Task to carry out: Images are not part of the copy; transcribe all the data exactly.
- - -
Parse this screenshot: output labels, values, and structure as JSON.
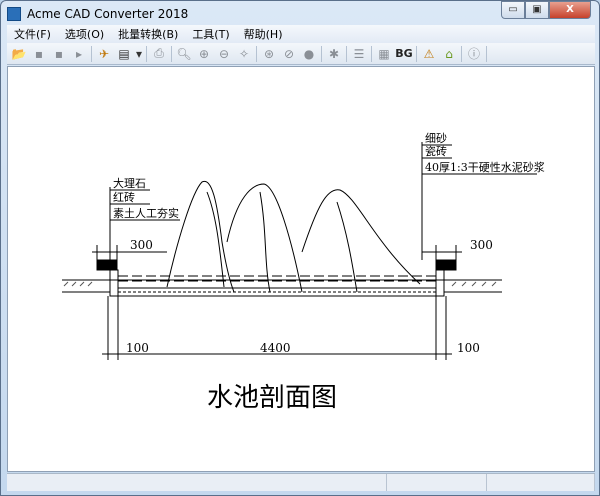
{
  "window": {
    "title": "Acme CAD Converter 2018",
    "min": "▭",
    "max": "▣",
    "close": "X"
  },
  "menu": [
    {
      "label": "文件(F)"
    },
    {
      "label": "选项(O)"
    },
    {
      "label": "批量转换(B)"
    },
    {
      "label": "工具(T)"
    },
    {
      "label": "帮助(H)"
    }
  ],
  "toolbar": {
    "bg_label": "BG"
  },
  "drawing": {
    "left_labels": [
      "大理石",
      "红砖",
      "素土人工夯实"
    ],
    "right_labels": [
      "细砂",
      "瓷砖",
      "40厚1:3干硬性水泥砂浆"
    ],
    "dim_top_left": "300",
    "dim_top_right": "300",
    "dim_bottom_left": "100",
    "dim_bottom_mid": "4400",
    "dim_bottom_right": "100",
    "title": "水池剖面图"
  }
}
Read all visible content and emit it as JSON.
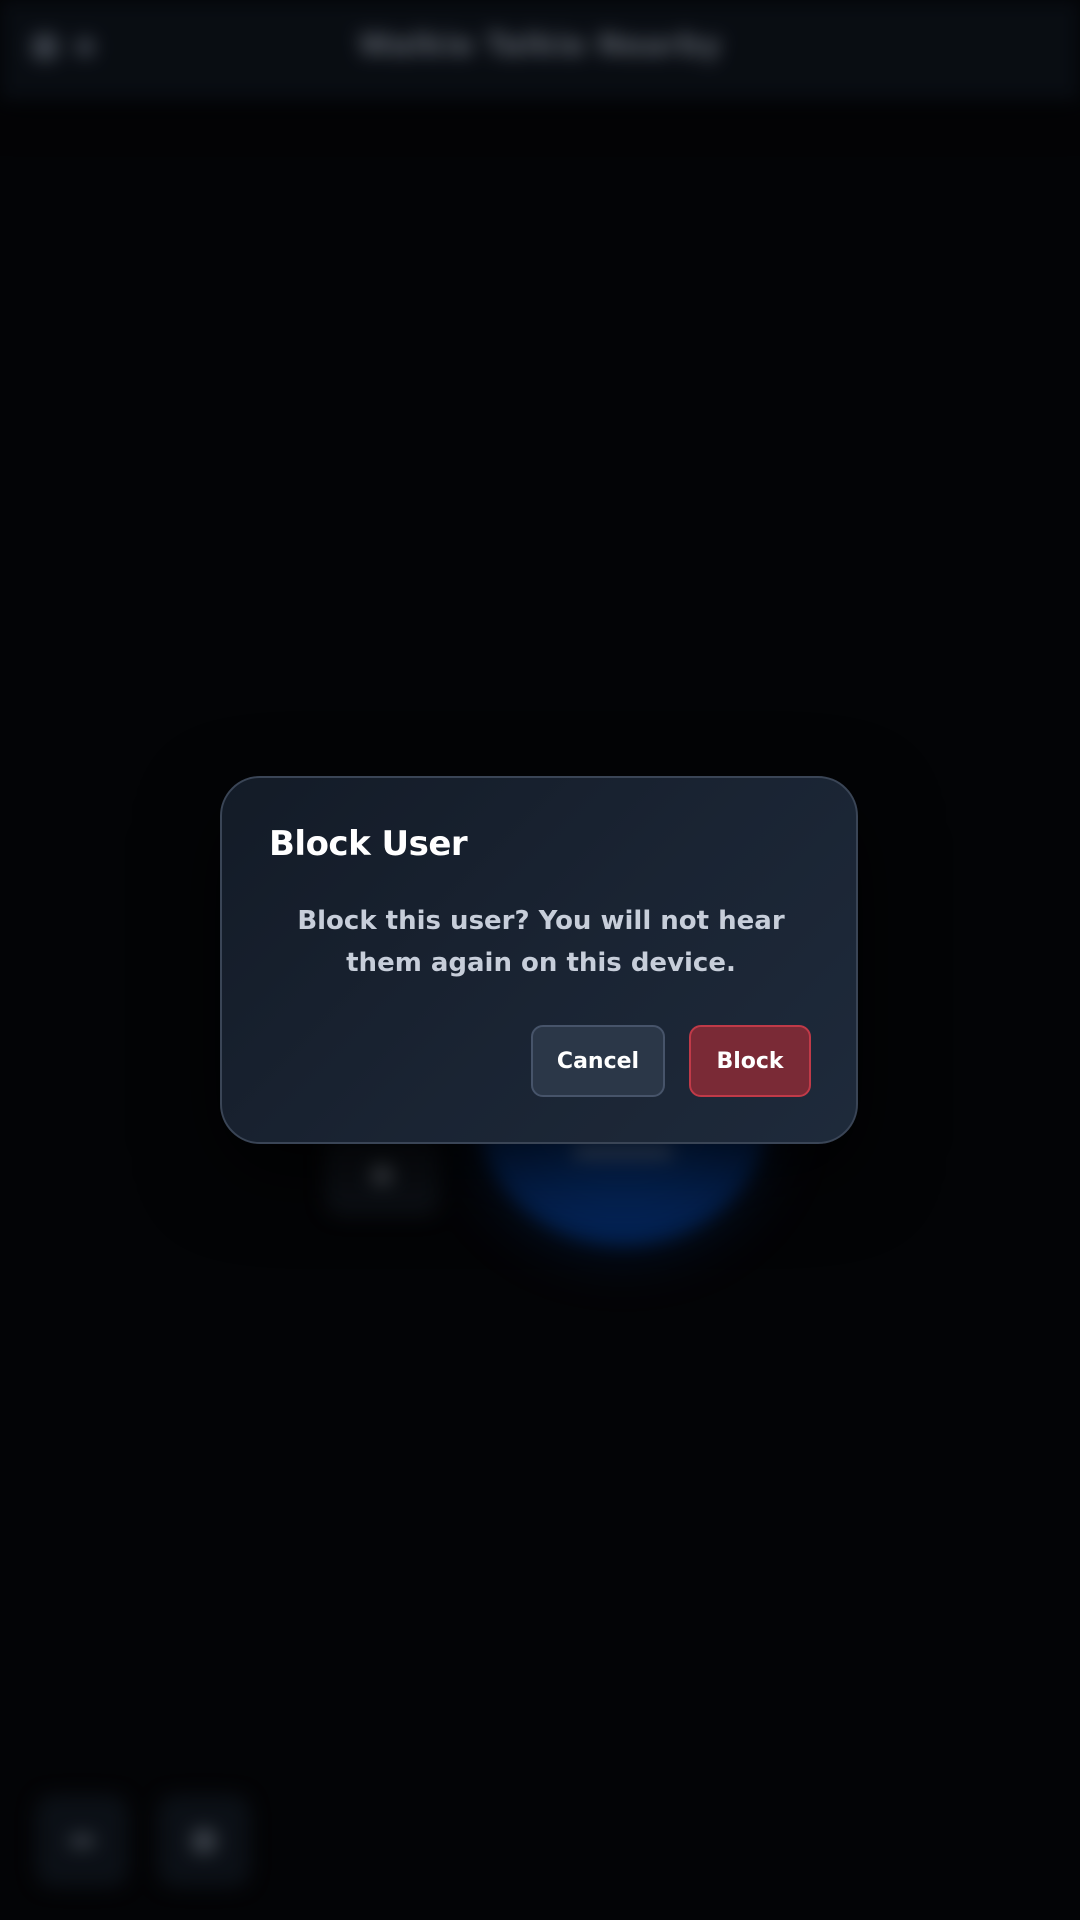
{
  "app": {
    "title": "Walkie Talkie Nearby"
  },
  "dialog": {
    "title": "Block User",
    "message": "Block this user? You will not hear them again on this device.",
    "cancel_label": "Cancel",
    "confirm_label": "Block"
  },
  "colors": {
    "background": "#06070a",
    "dialog_background": "#1a2433",
    "cancel_button": "#2b3748",
    "block_button": "#7a2a36",
    "block_border": "#c03a48",
    "talk_button": "#0a4fb4"
  },
  "icons": {
    "top_left": [
      "settings-icon",
      "info-icon"
    ],
    "bottom_left": [
      "menu-icon",
      "users-icon"
    ]
  }
}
- - -
Written solution:
Parse this screenshot: output labels, values, and structure as JSON.
{
  "window": {
    "title": "Acme CAD Converter 2018",
    "min": "▭",
    "max": "▣",
    "close": "X"
  },
  "menu": [
    {
      "label": "文件(F)"
    },
    {
      "label": "选项(O)"
    },
    {
      "label": "批量转换(B)"
    },
    {
      "label": "工具(T)"
    },
    {
      "label": "帮助(H)"
    }
  ],
  "toolbar": {
    "bg_label": "BG"
  },
  "drawing": {
    "left_labels": [
      "大理石",
      "红砖",
      "素土人工夯实"
    ],
    "right_labels": [
      "细砂",
      "瓷砖",
      "40厚1:3干硬性水泥砂浆"
    ],
    "dim_top_left": "300",
    "dim_top_right": "300",
    "dim_bottom_left": "100",
    "dim_bottom_mid": "4400",
    "dim_bottom_right": "100",
    "title": "水池剖面图"
  }
}
Read all visible content and emit it as JSON.
{
  "app": {
    "title": "Walkie Talkie Nearby"
  },
  "dialog": {
    "title": "Block User",
    "message": "Block this user? You will not hear them again on this device.",
    "cancel_label": "Cancel",
    "confirm_label": "Block"
  },
  "colors": {
    "background": "#06070a",
    "dialog_background": "#1a2433",
    "cancel_button": "#2b3748",
    "block_button": "#7a2a36",
    "block_border": "#c03a48",
    "talk_button": "#0a4fb4"
  },
  "icons": {
    "top_left": [
      "settings-icon",
      "info-icon"
    ],
    "bottom_left": [
      "menu-icon",
      "users-icon"
    ]
  }
}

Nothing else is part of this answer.